Task goal | Skip the pictures and extract all of the lines exactly as written.

Collected data entries |
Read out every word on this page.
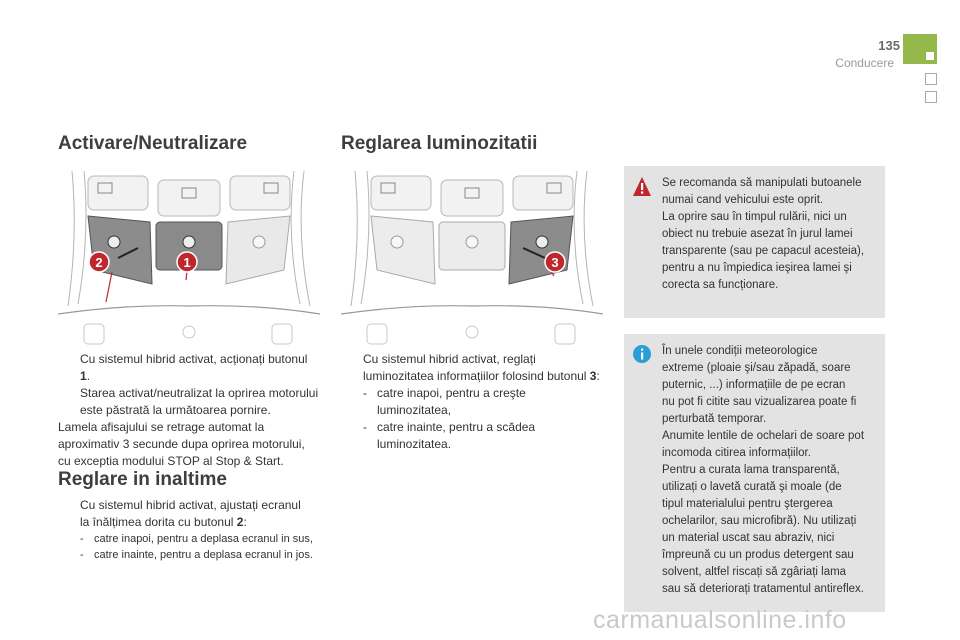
135
Conducere
Activare/Neutralizare	Reglarea luminozitatii
2	1	3
Cu sistemul hibrid activat, acționați butonul 1.
Starea activat/neutralizat la oprirea motorului
este păstrată la următoarea pornire.
Lamela afisajului se retrage automat la aproximativ 3 secunde dupa oprirea motorului, cu exceptia modului STOP al Stop & Start.
Reglare in inaltime
Cu sistemul hibrid activat, ajustați ecranul
la înălțimea dorita cu butonul 2:
- catre inapoi, pentru a deplasa ecranul in sus,
- catre inainte, pentru a deplasa ecranul in jos.
Cu sistemul hibrid activat, reglați
luminozitatea informațiilor folosind butonul 3:
- catre inapoi, pentru a creşte luminozitatea,
- catre inainte, pentru a scădea luminozitatea.
Se recomanda să manipulati butoanele
numai cand vehicului este oprit.
La oprire sau în timpul rulării, nici un
obiect nu trebuie asezat în jurul lamei
transparente (sau pe capacul acesteia),
pentru a nu împiedica ieşirea lamei şi
corecta sa funcționare.
În unele condiții meteorologice
extreme (ploaie şi/sau zăpadă, soare
puternic, ...) informațiile de pe ecran
nu pot fi citite sau vizualizarea poate fi
perturbată temporar.
Anumite lentile de ochelari de soare pot
incomoda citirea informațiilor.
Pentru a curata lama transparentă,
utilizați o lavetă curată şi moale (de
tipul materialului pentru ştergerea
ochelarilor, sau microfibră). Nu utilizați
un material uscat sau abraziv, nici
împreună cu un produs detergent sau
solvent, altfel riscați să zgâriați lama
sau să deteriorați tratamentul antireflex.
carmanualsonline.info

Completed task |
Read out every word on this page.
135
Conducere
Activare/Neutralizare	Reglarea luminozitatii
2	1	3
Cu sistemul hibrid activat, acționați butonul 1.
Starea activat/neutralizat la oprirea motorului
este păstrată la următoarea pornire.
Lamela afisajului se retrage automat la aproximativ 3 secunde dupa oprirea motorului, cu exceptia modului STOP al Stop & Start.
Reglare in inaltime
Cu sistemul hibrid activat, ajustați ecranul
la înălțimea dorita cu butonul 2:
- catre inapoi, pentru a deplasa ecranul in sus,
- catre inainte, pentru a deplasa ecranul in jos.
Cu sistemul hibrid activat, reglați
luminozitatea informațiilor folosind butonul 3:
- catre inapoi, pentru a creşte luminozitatea,
- catre inainte, pentru a scădea luminozitatea.
Se recomanda să manipulati butoanele
numai cand vehicului este oprit.
La oprire sau în timpul rulării, nici un
obiect nu trebuie asezat în jurul lamei
transparente (sau pe capacul acesteia),
pentru a nu împiedica ieşirea lamei şi
corecta sa funcționare.
În unele condiții meteorologice
extreme (ploaie şi/sau zăpadă, soare
puternic, ...) informațiile de pe ecran
nu pot fi citite sau vizualizarea poate fi
perturbată temporar.
Anumite lentile de ochelari de soare pot
incomoda citirea informațiilor.
Pentru a curata lama transparentă,
utilizați o lavetă curată şi moale (de
tipul materialului pentru ştergerea
ochelarilor, sau microfibră). Nu utilizați
un material uscat sau abraziv, nici
împreună cu un produs detergent sau
solvent, altfel riscați să zgâriați lama
sau să deteriorați tratamentul antireflex.
carmanualsonline.info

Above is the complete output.